§ Do this: Copy out the entries below precisely; nothing is to be omitted.

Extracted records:
********************

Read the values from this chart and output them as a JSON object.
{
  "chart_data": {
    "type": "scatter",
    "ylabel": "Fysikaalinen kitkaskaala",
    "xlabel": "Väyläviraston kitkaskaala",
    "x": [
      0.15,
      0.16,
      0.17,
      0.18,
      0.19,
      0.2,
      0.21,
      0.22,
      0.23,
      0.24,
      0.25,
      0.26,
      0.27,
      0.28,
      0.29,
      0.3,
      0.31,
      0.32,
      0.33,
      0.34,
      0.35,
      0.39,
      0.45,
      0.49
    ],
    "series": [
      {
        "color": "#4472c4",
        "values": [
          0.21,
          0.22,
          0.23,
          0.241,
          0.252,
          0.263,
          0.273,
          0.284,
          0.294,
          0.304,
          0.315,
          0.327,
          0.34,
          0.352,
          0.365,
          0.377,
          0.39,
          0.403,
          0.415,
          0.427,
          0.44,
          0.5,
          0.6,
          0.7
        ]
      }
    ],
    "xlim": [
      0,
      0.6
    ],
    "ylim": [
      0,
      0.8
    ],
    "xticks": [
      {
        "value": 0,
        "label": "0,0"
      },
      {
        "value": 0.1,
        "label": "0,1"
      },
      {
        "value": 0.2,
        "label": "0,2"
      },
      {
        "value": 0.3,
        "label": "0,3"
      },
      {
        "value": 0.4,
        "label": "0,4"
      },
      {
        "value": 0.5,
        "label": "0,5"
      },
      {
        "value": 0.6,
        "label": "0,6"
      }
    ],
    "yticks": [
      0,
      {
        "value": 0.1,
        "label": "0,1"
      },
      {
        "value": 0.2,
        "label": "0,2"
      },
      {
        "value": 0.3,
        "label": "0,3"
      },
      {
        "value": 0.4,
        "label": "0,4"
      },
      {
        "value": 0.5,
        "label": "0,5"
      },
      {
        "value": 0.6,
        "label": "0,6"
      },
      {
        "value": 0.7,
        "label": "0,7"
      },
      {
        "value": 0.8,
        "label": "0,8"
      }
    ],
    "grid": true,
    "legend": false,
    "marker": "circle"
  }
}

********************

§ Output:
Read the values from this chart and output them as a JSON object.
{
  "chart_data": {
    "type": "scatter",
    "ylabel": "Fysikaalinen kitkaskaala",
    "xlabel": "Väyläviraston kitkaskaala",
    "x": [
      0.15,
      0.16,
      0.17,
      0.18,
      0.19,
      0.2,
      0.21,
      0.22,
      0.23,
      0.24,
      0.25,
      0.26,
      0.27,
      0.28,
      0.29,
      0.3,
      0.31,
      0.32,
      0.33,
      0.34,
      0.35,
      0.39,
      0.45,
      0.49
    ],
    "series": [
      {
        "color": "#4472c4",
        "values": [
          0.21,
          0.22,
          0.23,
          0.241,
          0.252,
          0.263,
          0.273,
          0.284,
          0.294,
          0.304,
          0.315,
          0.327,
          0.34,
          0.352,
          0.365,
          0.377,
          0.39,
          0.403,
          0.415,
          0.427,
          0.44,
          0.5,
          0.6,
          0.7
        ]
      }
    ],
    "xlim": [
      0,
      0.6
    ],
    "ylim": [
      0,
      0.8
    ],
    "xticks": [
      {
        "value": 0,
        "label": "0,0"
      },
      {
        "value": 0.1,
        "label": "0,1"
      },
      {
        "value": 0.2,
        "label": "0,2"
      },
      {
        "value": 0.3,
        "label": "0,3"
      },
      {
        "value": 0.4,
        "label": "0,4"
      },
      {
        "value": 0.5,
        "label": "0,5"
      },
      {
        "value": 0.6,
        "label": "0,6"
      }
    ],
    "yticks": [
      0,
      {
        "value": 0.1,
        "label": "0,1"
      },
      {
        "value": 0.2,
        "label": "0,2"
      },
      {
        "value": 0.3,
        "label": "0,3"
      },
      {
        "value": 0.4,
        "label": "0,4"
      },
      {
        "value": 0.5,
        "label": "0,5"
      },
      {
        "value": 0.6,
        "label": "0,6"
      },
      {
        "value": 0.7,
        "label": "0,7"
      },
      {
        "value": 0.8,
        "label": "0,8"
      }
    ],
    "grid": true,
    "legend": false,
    "marker": "circle"
  }
}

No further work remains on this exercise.